### The request
Retype the data below without altering anything.

+-------+

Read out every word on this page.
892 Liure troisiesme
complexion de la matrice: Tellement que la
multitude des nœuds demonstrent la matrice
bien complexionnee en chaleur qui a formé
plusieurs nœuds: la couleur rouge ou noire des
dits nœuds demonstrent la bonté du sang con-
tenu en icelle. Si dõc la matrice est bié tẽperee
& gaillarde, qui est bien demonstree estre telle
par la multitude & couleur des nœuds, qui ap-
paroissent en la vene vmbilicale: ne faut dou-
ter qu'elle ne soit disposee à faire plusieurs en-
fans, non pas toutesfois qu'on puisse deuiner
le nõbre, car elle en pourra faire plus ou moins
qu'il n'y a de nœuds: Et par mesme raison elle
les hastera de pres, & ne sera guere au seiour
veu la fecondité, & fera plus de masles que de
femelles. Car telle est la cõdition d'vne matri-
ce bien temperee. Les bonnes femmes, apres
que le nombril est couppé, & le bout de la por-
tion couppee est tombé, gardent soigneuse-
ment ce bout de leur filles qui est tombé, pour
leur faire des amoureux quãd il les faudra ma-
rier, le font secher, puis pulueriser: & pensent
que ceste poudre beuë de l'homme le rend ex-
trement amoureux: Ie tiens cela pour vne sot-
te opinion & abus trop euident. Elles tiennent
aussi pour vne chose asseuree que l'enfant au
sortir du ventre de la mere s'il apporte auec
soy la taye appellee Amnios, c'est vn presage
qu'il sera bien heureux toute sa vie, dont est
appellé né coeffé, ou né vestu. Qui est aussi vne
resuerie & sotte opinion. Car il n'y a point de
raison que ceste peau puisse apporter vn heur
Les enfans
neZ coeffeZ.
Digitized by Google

+-------+

### Response to this task
Read out every word on this page.
892 Liure troisiesme
complexion de la matrice: Tellement que la
multitude des nœuds demonstrent la matrice
bien complexionnee en chaleur qui a formé
plusieurs nœuds: la couleur rouge ou noire des
dits nœuds demonstrent la bonté du sang con-
tenu en icelle. Si dõc la matrice est bié tẽperee
& gaillarde, qui est bien demonstree estre telle
par la multitude & couleur des nœuds, qui ap-
paroissent en la vene vmbilicale: ne faut dou-
ter qu'elle ne soit disposee à faire plusieurs en-
fans, non pas toutesfois qu'on puisse deuiner
le nõbre, car elle en pourra faire plus ou moins
qu'il n'y a de nœuds: Et par mesme raison elle
les hastera de pres, & ne sera guere au seiour
veu la fecondité, & fera plus de masles que de
femelles. Car telle est la cõdition d'vne matri-
ce bien temperee. Les bonnes femmes, apres
que le nombril est couppé, & le bout de la por-
tion couppee est tombé, gardent soigneuse-
ment ce bout de leur filles qui est tombé, pour
leur faire des amoureux quãd il les faudra ma-
rier, le font secher, puis pulueriser: & pensent
que ceste poudre beuë de l'homme le rend ex-
trement amoureux: Ie tiens cela pour vne sot-
te opinion & abus trop euident. Elles tiennent
aussi pour vne chose asseuree que l'enfant au
sortir du ventre de la mere s'il apporte auec
soy la taye appellee Amnios, c'est vn presage
qu'il sera bien heureux toute sa vie, dont est
appellé né coeffé, ou né vestu. Qui est aussi vne
resuerie & sotte opinion. Car il n'y a point de
raison que ceste peau puisse apporter vn heur
Les enfans
neZ coeffeZ.
Digitized by Google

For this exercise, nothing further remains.